WORK TO COMPLETE:
Each record is to be transcribed exactly.

ENTRIES PROVIDED:
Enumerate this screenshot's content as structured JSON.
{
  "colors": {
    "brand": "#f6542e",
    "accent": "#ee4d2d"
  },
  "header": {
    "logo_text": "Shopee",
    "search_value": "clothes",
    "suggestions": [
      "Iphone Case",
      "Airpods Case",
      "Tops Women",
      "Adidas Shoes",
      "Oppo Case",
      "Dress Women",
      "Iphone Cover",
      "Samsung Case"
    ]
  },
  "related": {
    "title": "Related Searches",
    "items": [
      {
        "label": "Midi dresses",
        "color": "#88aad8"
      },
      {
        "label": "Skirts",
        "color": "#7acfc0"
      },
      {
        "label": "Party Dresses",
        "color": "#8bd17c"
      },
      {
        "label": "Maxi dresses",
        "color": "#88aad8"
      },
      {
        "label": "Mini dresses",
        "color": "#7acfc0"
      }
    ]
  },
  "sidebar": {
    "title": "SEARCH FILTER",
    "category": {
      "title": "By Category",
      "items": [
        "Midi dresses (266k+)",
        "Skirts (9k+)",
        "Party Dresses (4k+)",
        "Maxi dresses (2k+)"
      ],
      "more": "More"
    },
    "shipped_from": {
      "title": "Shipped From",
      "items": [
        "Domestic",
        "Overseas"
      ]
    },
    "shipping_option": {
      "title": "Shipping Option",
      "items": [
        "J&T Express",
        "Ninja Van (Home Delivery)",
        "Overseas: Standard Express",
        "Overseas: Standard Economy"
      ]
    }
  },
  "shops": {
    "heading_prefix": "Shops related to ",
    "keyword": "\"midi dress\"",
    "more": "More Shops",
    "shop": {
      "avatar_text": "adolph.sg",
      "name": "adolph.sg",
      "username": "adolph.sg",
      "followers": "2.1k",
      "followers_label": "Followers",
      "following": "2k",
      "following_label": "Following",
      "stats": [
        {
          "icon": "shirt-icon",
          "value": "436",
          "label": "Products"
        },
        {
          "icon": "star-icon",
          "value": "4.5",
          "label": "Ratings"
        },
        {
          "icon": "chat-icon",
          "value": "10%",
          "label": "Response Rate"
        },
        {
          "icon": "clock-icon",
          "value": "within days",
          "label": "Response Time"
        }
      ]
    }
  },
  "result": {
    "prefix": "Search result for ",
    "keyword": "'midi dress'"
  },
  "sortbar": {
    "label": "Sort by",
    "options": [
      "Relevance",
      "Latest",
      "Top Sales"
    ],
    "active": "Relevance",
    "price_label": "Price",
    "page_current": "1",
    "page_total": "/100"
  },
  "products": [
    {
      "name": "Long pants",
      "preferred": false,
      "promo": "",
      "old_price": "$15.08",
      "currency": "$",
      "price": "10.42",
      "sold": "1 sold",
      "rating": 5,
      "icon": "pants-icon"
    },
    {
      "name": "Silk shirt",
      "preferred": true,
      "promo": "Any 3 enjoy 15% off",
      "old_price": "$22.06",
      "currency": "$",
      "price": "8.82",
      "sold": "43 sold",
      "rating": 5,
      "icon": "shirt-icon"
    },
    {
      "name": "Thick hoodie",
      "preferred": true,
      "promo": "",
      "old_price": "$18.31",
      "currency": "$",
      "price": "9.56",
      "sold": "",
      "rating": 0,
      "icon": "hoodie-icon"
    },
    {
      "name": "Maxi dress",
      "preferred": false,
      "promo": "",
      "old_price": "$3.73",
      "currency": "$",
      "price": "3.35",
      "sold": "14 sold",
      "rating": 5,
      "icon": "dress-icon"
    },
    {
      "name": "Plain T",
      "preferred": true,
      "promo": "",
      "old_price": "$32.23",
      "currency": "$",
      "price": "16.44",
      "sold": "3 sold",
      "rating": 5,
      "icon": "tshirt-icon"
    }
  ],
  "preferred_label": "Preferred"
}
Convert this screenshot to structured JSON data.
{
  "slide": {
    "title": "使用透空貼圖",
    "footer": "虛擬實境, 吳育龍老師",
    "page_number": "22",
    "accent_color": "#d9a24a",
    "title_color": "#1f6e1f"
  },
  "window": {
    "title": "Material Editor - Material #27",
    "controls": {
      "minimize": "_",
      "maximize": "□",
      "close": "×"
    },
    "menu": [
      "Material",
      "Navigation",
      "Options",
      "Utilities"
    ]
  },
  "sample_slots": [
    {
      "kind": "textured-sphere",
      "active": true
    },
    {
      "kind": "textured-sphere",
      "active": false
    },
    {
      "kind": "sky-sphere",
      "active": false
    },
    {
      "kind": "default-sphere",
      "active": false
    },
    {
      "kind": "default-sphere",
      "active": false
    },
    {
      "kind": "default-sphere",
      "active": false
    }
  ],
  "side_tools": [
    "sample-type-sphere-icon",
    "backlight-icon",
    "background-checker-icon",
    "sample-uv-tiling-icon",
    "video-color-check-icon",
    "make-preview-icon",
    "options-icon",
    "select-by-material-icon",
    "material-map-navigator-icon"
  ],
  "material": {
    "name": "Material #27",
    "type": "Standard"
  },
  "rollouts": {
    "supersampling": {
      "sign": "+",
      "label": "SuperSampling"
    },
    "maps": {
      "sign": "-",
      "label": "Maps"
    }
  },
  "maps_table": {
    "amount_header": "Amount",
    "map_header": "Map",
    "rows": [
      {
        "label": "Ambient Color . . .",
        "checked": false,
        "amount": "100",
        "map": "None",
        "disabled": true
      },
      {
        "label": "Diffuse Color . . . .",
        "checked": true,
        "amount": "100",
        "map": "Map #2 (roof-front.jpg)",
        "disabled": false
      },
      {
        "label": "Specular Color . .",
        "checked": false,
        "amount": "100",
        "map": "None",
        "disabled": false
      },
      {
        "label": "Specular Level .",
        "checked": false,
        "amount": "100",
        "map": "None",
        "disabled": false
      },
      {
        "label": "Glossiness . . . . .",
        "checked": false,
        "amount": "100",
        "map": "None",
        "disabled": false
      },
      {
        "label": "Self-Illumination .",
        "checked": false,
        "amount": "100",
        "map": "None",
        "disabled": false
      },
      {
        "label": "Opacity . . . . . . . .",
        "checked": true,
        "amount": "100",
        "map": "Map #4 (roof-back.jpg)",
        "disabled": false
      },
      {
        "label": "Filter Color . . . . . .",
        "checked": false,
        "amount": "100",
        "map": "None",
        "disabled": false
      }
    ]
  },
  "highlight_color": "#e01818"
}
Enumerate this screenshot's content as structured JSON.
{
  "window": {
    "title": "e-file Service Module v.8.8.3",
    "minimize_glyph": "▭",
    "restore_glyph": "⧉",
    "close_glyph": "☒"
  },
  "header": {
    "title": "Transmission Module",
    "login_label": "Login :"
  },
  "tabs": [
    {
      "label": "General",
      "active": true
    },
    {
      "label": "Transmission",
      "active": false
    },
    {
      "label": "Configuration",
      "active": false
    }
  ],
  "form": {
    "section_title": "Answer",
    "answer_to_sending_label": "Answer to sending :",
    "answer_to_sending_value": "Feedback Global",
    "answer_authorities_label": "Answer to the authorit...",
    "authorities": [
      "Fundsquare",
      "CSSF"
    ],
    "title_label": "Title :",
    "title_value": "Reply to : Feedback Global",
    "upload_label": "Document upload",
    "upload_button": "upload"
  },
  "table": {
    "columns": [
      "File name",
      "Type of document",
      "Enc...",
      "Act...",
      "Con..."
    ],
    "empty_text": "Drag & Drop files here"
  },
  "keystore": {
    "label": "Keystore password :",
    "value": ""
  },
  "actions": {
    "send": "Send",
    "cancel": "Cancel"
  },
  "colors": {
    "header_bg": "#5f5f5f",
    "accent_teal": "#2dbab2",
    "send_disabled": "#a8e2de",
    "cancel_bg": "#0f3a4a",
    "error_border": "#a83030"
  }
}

IN RESPONSE:
Enumerate this screenshot's content as structured JSON.
{
  "colors": {
    "brand": "#f6542e",
    "accent": "#ee4d2d"
  },
  "header": {
    "logo_text": "Shopee",
    "search_value": "clothes",
    "suggestions": [
      "Iphone Case",
      "Airpods Case",
      "Tops Women",
      "Adidas Shoes",
      "Oppo Case",
      "Dress Women",
      "Iphone Cover",
      "Samsung Case"
    ]
  },
  "related": {
    "title": "Related Searches",
    "items": [
      {
        "label": "Midi dresses",
        "color": "#88aad8"
      },
      {
        "label": "Skirts",
        "color": "#7acfc0"
      },
      {
        "label": "Party Dresses",
        "color": "#8bd17c"
      },
      {
        "label": "Maxi dresses",
        "color": "#88aad8"
      },
      {
        "label": "Mini dresses",
        "color": "#7acfc0"
      }
    ]
  },
  "sidebar": {
    "title": "SEARCH FILTER",
    "category": {
      "title": "By Category",
      "items": [
        "Midi dresses (266k+)",
        "Skirts (9k+)",
        "Party Dresses (4k+)",
        "Maxi dresses (2k+)"
      ],
      "more": "More"
    },
    "shipped_from": {
      "title": "Shipped From",
      "items": [
        "Domestic",
        "Overseas"
      ]
    },
    "shipping_option": {
      "title": "Shipping Option",
      "items": [
        "J&T Express",
        "Ninja Van (Home Delivery)",
        "Overseas: Standard Express",
        "Overseas: Standard Economy"
      ]
    }
  },
  "shops": {
    "heading_prefix": "Shops related to ",
    "keyword": "\"midi dress\"",
    "more": "More Shops",
    "shop": {
      "avatar_text": "adolph.sg",
      "name": "adolph.sg",
      "username": "adolph.sg",
      "followers": "2.1k",
      "followers_label": "Followers",
      "following": "2k",
      "following_label": "Following",
      "stats": [
        {
          "icon": "shirt-icon",
          "value": "436",
          "label": "Products"
        },
        {
          "icon": "star-icon",
          "value": "4.5",
          "label": "Ratings"
        },
        {
          "icon": "chat-icon",
          "value": "10%",
          "label": "Response Rate"
        },
        {
          "icon": "clock-icon",
          "value": "within days",
          "label": "Response Time"
        }
      ]
    }
  },
  "result": {
    "prefix": "Search result for ",
    "keyword": "'midi dress'"
  },
  "sortbar": {
    "label": "Sort by",
    "options": [
      "Relevance",
      "Latest",
      "Top Sales"
    ],
    "active": "Relevance",
    "price_label": "Price",
    "page_current": "1",
    "page_total": "/100"
  },
  "products": [
    {
      "name": "Long pants",
      "preferred": false,
      "promo": "",
      "old_price": "$15.08",
      "currency": "$",
      "price": "10.42",
      "sold": "1 sold",
      "rating": 5,
      "icon": "pants-icon"
    },
    {
      "name": "Silk shirt",
      "preferred": true,
      "promo": "Any 3 enjoy 15% off",
      "old_price": "$22.06",
      "currency": "$",
      "price": "8.82",
      "sold": "43 sold",
      "rating": 5,
      "icon": "shirt-icon"
    },
    {
      "name": "Thick hoodie",
      "preferred": true,
      "promo": "",
      "old_price": "$18.31",
      "currency": "$",
      "price": "9.56",
      "sold": "",
      "rating": 0,
      "icon": "hoodie-icon"
    },
    {
      "name": "Maxi dress",
      "preferred": false,
      "promo": "",
      "old_price": "$3.73",
      "currency": "$",
      "price": "3.35",
      "sold": "14 sold",
      "rating": 5,
      "icon": "dress-icon"
    },
    {
      "name": "Plain T",
      "preferred": true,
      "promo": "",
      "old_price": "$32.23",
      "currency": "$",
      "price": "16.44",
      "sold": "3 sold",
      "rating": 5,
      "icon": "tshirt-icon"
    }
  ],
  "preferred_label": "Preferred"
}
Convert this screenshot to structured JSON data.
{
  "slide": {
    "title": "使用透空貼圖",
    "footer": "虛擬實境, 吳育龍老師",
    "page_number": "22",
    "accent_color": "#d9a24a",
    "title_color": "#1f6e1f"
  },
  "window": {
    "title": "Material Editor - Material #27",
    "controls": {
      "minimize": "_",
      "maximize": "□",
      "close": "×"
    },
    "menu": [
      "Material",
      "Navigation",
      "Options",
      "Utilities"
    ]
  },
  "sample_slots": [
    {
      "kind": "textured-sphere",
      "active": true
    },
    {
      "kind": "textured-sphere",
      "active": false
    },
    {
      "kind": "sky-sphere",
      "active": false
    },
    {
      "kind": "default-sphere",
      "active": false
    },
    {
      "kind": "default-sphere",
      "active": false
    },
    {
      "kind": "default-sphere",
      "active": false
    }
  ],
  "side_tools": [
    "sample-type-sphere-icon",
    "backlight-icon",
    "background-checker-icon",
    "sample-uv-tiling-icon",
    "video-color-check-icon",
    "make-preview-icon",
    "options-icon",
    "select-by-material-icon",
    "material-map-navigator-icon"
  ],
  "material": {
    "name": "Material #27",
    "type": "Standard"
  },
  "rollouts": {
    "supersampling": {
      "sign": "+",
      "label": "SuperSampling"
    },
    "maps": {
      "sign": "-",
      "label": "Maps"
    }
  },
  "maps_table": {
    "amount_header": "Amount",
    "map_header": "Map",
    "rows": [
      {
        "label": "Ambient Color . . .",
        "checked": false,
        "amount": "100",
        "map": "None",
        "disabled": true
      },
      {
        "label": "Diffuse Color . . . .",
        "checked": true,
        "amount": "100",
        "map": "Map #2 (roof-front.jpg)",
        "disabled": false
      },
      {
        "label": "Specular Color . .",
        "checked": false,
        "amount": "100",
        "map": "None",
        "disabled": false
      },
      {
        "label": "Specular Level .",
        "checked": false,
        "amount": "100",
        "map": "None",
        "disabled": false
      },
      {
        "label": "Glossiness . . . . .",
        "checked": false,
        "amount": "100",
        "map": "None",
        "disabled": false
      },
      {
        "label": "Self-Illumination .",
        "checked": false,
        "amount": "100",
        "map": "None",
        "disabled": false
      },
      {
        "label": "Opacity . . . . . . . .",
        "checked": true,
        "amount": "100",
        "map": "Map #4 (roof-back.jpg)",
        "disabled": false
      },
      {
        "label": "Filter Color . . . . . .",
        "checked": false,
        "amount": "100",
        "map": "None",
        "disabled": false
      }
    ]
  },
  "highlight_color": "#e01818"
}
Enumerate this screenshot's content as structured JSON.
{
  "window": {
    "title": "e-file Service Module v.8.8.3",
    "minimize_glyph": "▭",
    "restore_glyph": "⧉",
    "close_glyph": "☒"
  },
  "header": {
    "title": "Transmission Module",
    "login_label": "Login :"
  },
  "tabs": [
    {
      "label": "General",
      "active": true
    },
    {
      "label": "Transmission",
      "active": false
    },
    {
      "label": "Configuration",
      "active": false
    }
  ],
  "form": {
    "section_title": "Answer",
    "answer_to_sending_label": "Answer to sending :",
    "answer_to_sending_value": "Feedback Global",
    "answer_authorities_label": "Answer to the authorit...",
    "authorities": [
      "Fundsquare",
      "CSSF"
    ],
    "title_label": "Title :",
    "title_value": "Reply to : Feedback Global",
    "upload_label": "Document upload",
    "upload_button": "upload"
  },
  "table": {
    "columns": [
      "File name",
      "Type of document",
      "Enc...",
      "Act...",
      "Con..."
    ],
    "empty_text": "Drag & Drop files here"
  },
  "keystore": {
    "label": "Keystore password :",
    "value": ""
  },
  "actions": {
    "send": "Send",
    "cancel": "Cancel"
  },
  "colors": {
    "header_bg": "#5f5f5f",
    "accent_teal": "#2dbab2",
    "send_disabled": "#a8e2de",
    "cancel_bg": "#0f3a4a",
    "error_border": "#a83030"
  }
}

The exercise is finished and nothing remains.